> _TASK TO COMPLETE_
Write out the material exactly, with the pictures left out.

> _ENTRIES SUPPLIED_
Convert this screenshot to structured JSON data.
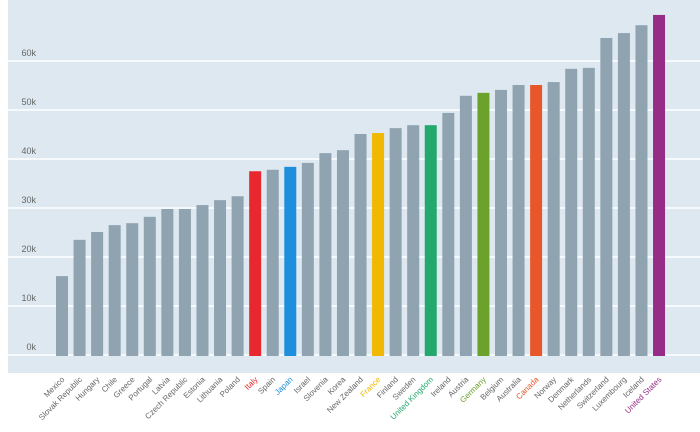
{
  "chart_data": {
    "type": "bar",
    "title": "",
    "xlabel": "",
    "ylabel": "",
    "ylim": [
      0,
      70000
    ],
    "grid": true,
    "y_ticks": [
      0,
      10000,
      20000,
      30000,
      40000,
      50000,
      60000
    ],
    "y_tick_labels": [
      "0k",
      "10k",
      "20k",
      "30k",
      "40k",
      "50k",
      "60k"
    ],
    "categories": [
      "Mexico",
      "Slovak Republic",
      "Hungary",
      "Chile",
      "Greece",
      "Portugal",
      "Latvia",
      "Czech Republic",
      "Estonia",
      "Lithuania",
      "Poland",
      "Italy",
      "Spain",
      "Japan",
      "Israel",
      "Slovenia",
      "Korea",
      "New Zealand",
      "France",
      "Finland",
      "Sweden",
      "United Kingdom",
      "Ireland",
      "Austria",
      "Germany",
      "Belgium",
      "Australia",
      "Canada",
      "Norway",
      "Denmark",
      "Netherlands",
      "Switzerland",
      "Luxembourg",
      "Iceland",
      "United States"
    ],
    "values": [
      16100,
      23500,
      25100,
      26500,
      26900,
      28200,
      29800,
      29800,
      30600,
      31600,
      32400,
      37500,
      37800,
      38400,
      39200,
      41200,
      41800,
      45100,
      45300,
      46300,
      46900,
      46900,
      49400,
      52900,
      53500,
      54100,
      55100,
      55100,
      55700,
      58400,
      58600,
      64700,
      65700,
      67300,
      69400
    ],
    "colors": {
      "default": "#8fa3b1",
      "background": "#dde8f0",
      "gridline": "#ffffff",
      "Italy": "#e8282e",
      "Japan": "#1e8fdc",
      "France": "#f0b800",
      "United Kingdom": "#23a96e",
      "Germany": "#6aa22c",
      "Canada": "#e8572a",
      "United States": "#962c86"
    }
  }
}
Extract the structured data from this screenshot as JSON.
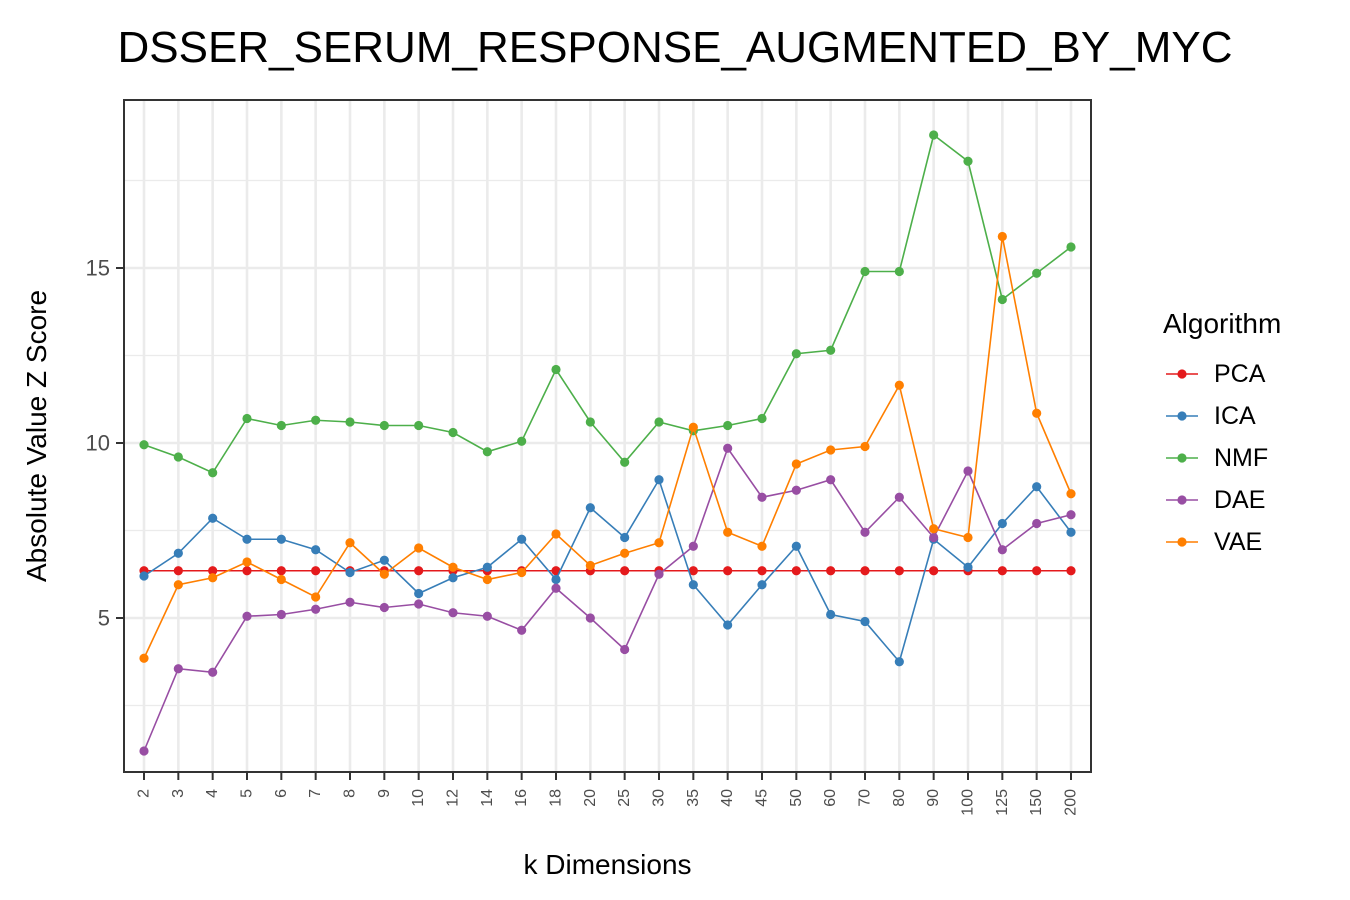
{
  "chart_data": {
    "type": "line",
    "title": "DSSER_SERUM_RESPONSE_AUGMENTED_BY_MYC",
    "xlabel": "k Dimensions",
    "ylabel": "Absolute Value Z Score",
    "categories": [
      "2",
      "3",
      "4",
      "5",
      "6",
      "7",
      "8",
      "9",
      "10",
      "12",
      "14",
      "16",
      "18",
      "20",
      "25",
      "30",
      "35",
      "40",
      "45",
      "50",
      "60",
      "70",
      "80",
      "90",
      "100",
      "125",
      "150",
      "200"
    ],
    "ylim": [
      0.6,
      19.8
    ],
    "yticks": [
      5,
      10,
      15
    ],
    "grid": true,
    "legend": {
      "title": "Algorithm",
      "position": "right"
    },
    "series": [
      {
        "name": "PCA",
        "color": "#e41a1c",
        "values": [
          6.35,
          6.35,
          6.35,
          6.35,
          6.35,
          6.35,
          6.35,
          6.35,
          6.35,
          6.35,
          6.35,
          6.35,
          6.35,
          6.35,
          6.35,
          6.35,
          6.35,
          6.35,
          6.35,
          6.35,
          6.35,
          6.35,
          6.35,
          6.35,
          6.35,
          6.35,
          6.35,
          6.35
        ]
      },
      {
        "name": "ICA",
        "color": "#377eb8",
        "values": [
          6.2,
          6.85,
          7.85,
          7.25,
          7.25,
          6.95,
          6.3,
          6.65,
          5.7,
          6.15,
          6.45,
          7.25,
          6.1,
          8.15,
          7.3,
          8.95,
          5.95,
          4.8,
          5.95,
          7.05,
          5.1,
          4.9,
          3.75,
          7.25,
          6.45,
          7.7,
          8.75,
          7.45
        ]
      },
      {
        "name": "NMF",
        "color": "#4daf4a",
        "values": [
          9.95,
          9.6,
          9.15,
          10.7,
          10.5,
          10.65,
          10.6,
          10.5,
          10.5,
          10.3,
          9.75,
          10.05,
          12.1,
          10.6,
          9.45,
          10.6,
          10.35,
          10.5,
          10.7,
          12.55,
          12.65,
          14.9,
          14.9,
          18.8,
          18.05,
          14.1,
          14.85,
          15.6
        ]
      },
      {
        "name": "DAE",
        "color": "#984ea3",
        "values": [
          1.2,
          3.55,
          3.45,
          5.05,
          5.1,
          5.25,
          5.45,
          5.3,
          5.4,
          5.15,
          5.05,
          4.65,
          5.85,
          5.0,
          4.1,
          6.25,
          7.05,
          9.85,
          8.45,
          8.65,
          8.95,
          7.45,
          8.45,
          7.3,
          9.2,
          6.95,
          7.7,
          7.95
        ]
      },
      {
        "name": "VAE",
        "color": "#ff7f00",
        "values": [
          3.85,
          5.95,
          6.15,
          6.6,
          6.1,
          5.6,
          7.15,
          6.25,
          7.0,
          6.45,
          6.1,
          6.3,
          7.4,
          6.5,
          6.85,
          7.15,
          10.45,
          7.45,
          7.05,
          9.4,
          9.8,
          9.9,
          11.65,
          7.55,
          7.3,
          15.9,
          10.85,
          8.55
        ]
      }
    ]
  }
}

> _RESULT FOR THIS TASK_
Convert this screenshot to structured JSON data.
{
  "chart_data": {
    "type": "bar",
    "title": "",
    "xlabel": "",
    "ylabel": "",
    "ylim": [
      0,
      70000
    ],
    "grid": true,
    "y_ticks": [
      0,
      10000,
      20000,
      30000,
      40000,
      50000,
      60000
    ],
    "y_tick_labels": [
      "0k",
      "10k",
      "20k",
      "30k",
      "40k",
      "50k",
      "60k"
    ],
    "categories": [
      "Mexico",
      "Slovak Republic",
      "Hungary",
      "Chile",
      "Greece",
      "Portugal",
      "Latvia",
      "Czech Republic",
      "Estonia",
      "Lithuania",
      "Poland",
      "Italy",
      "Spain",
      "Japan",
      "Israel",
      "Slovenia",
      "Korea",
      "New Zealand",
      "France",
      "Finland",
      "Sweden",
      "United Kingdom",
      "Ireland",
      "Austria",
      "Germany",
      "Belgium",
      "Australia",
      "Canada",
      "Norway",
      "Denmark",
      "Netherlands",
      "Switzerland",
      "Luxembourg",
      "Iceland",
      "United States"
    ],
    "values": [
      16100,
      23500,
      25100,
      26500,
      26900,
      28200,
      29800,
      29800,
      30600,
      31600,
      32400,
      37500,
      37800,
      38400,
      39200,
      41200,
      41800,
      45100,
      45300,
      46300,
      46900,
      46900,
      49400,
      52900,
      53500,
      54100,
      55100,
      55100,
      55700,
      58400,
      58600,
      64700,
      65700,
      67300,
      69400
    ],
    "colors": {
      "default": "#8fa3b1",
      "background": "#dde8f0",
      "gridline": "#ffffff",
      "Italy": "#e8282e",
      "Japan": "#1e8fdc",
      "France": "#f0b800",
      "United Kingdom": "#23a96e",
      "Germany": "#6aa22c",
      "Canada": "#e8572a",
      "United States": "#962c86"
    }
  }
}
Extract the structured data from this screenshot as JSON.
{
  "chart_data": {
    "type": "line",
    "title": "DSSER_SERUM_RESPONSE_AUGMENTED_BY_MYC",
    "xlabel": "k Dimensions",
    "ylabel": "Absolute Value Z Score",
    "categories": [
      "2",
      "3",
      "4",
      "5",
      "6",
      "7",
      "8",
      "9",
      "10",
      "12",
      "14",
      "16",
      "18",
      "20",
      "25",
      "30",
      "35",
      "40",
      "45",
      "50",
      "60",
      "70",
      "80",
      "90",
      "100",
      "125",
      "150",
      "200"
    ],
    "ylim": [
      0.6,
      19.8
    ],
    "yticks": [
      5,
      10,
      15
    ],
    "grid": true,
    "legend": {
      "title": "Algorithm",
      "position": "right"
    },
    "series": [
      {
        "name": "PCA",
        "color": "#e41a1c",
        "values": [
          6.35,
          6.35,
          6.35,
          6.35,
          6.35,
          6.35,
          6.35,
          6.35,
          6.35,
          6.35,
          6.35,
          6.35,
          6.35,
          6.35,
          6.35,
          6.35,
          6.35,
          6.35,
          6.35,
          6.35,
          6.35,
          6.35,
          6.35,
          6.35,
          6.35,
          6.35,
          6.35,
          6.35
        ]
      },
      {
        "name": "ICA",
        "color": "#377eb8",
        "values": [
          6.2,
          6.85,
          7.85,
          7.25,
          7.25,
          6.95,
          6.3,
          6.65,
          5.7,
          6.15,
          6.45,
          7.25,
          6.1,
          8.15,
          7.3,
          8.95,
          5.95,
          4.8,
          5.95,
          7.05,
          5.1,
          4.9,
          3.75,
          7.25,
          6.45,
          7.7,
          8.75,
          7.45
        ]
      },
      {
        "name": "NMF",
        "color": "#4daf4a",
        "values": [
          9.95,
          9.6,
          9.15,
          10.7,
          10.5,
          10.65,
          10.6,
          10.5,
          10.5,
          10.3,
          9.75,
          10.05,
          12.1,
          10.6,
          9.45,
          10.6,
          10.35,
          10.5,
          10.7,
          12.55,
          12.65,
          14.9,
          14.9,
          18.8,
          18.05,
          14.1,
          14.85,
          15.6
        ]
      },
      {
        "name": "DAE",
        "color": "#984ea3",
        "values": [
          1.2,
          3.55,
          3.45,
          5.05,
          5.1,
          5.25,
          5.45,
          5.3,
          5.4,
          5.15,
          5.05,
          4.65,
          5.85,
          5.0,
          4.1,
          6.25,
          7.05,
          9.85,
          8.45,
          8.65,
          8.95,
          7.45,
          8.45,
          7.3,
          9.2,
          6.95,
          7.7,
          7.95
        ]
      },
      {
        "name": "VAE",
        "color": "#ff7f00",
        "values": [
          3.85,
          5.95,
          6.15,
          6.6,
          6.1,
          5.6,
          7.15,
          6.25,
          7.0,
          6.45,
          6.1,
          6.3,
          7.4,
          6.5,
          6.85,
          7.15,
          10.45,
          7.45,
          7.05,
          9.4,
          9.8,
          9.9,
          11.65,
          7.55,
          7.3,
          15.9,
          10.85,
          8.55
        ]
      }
    ]
  }
}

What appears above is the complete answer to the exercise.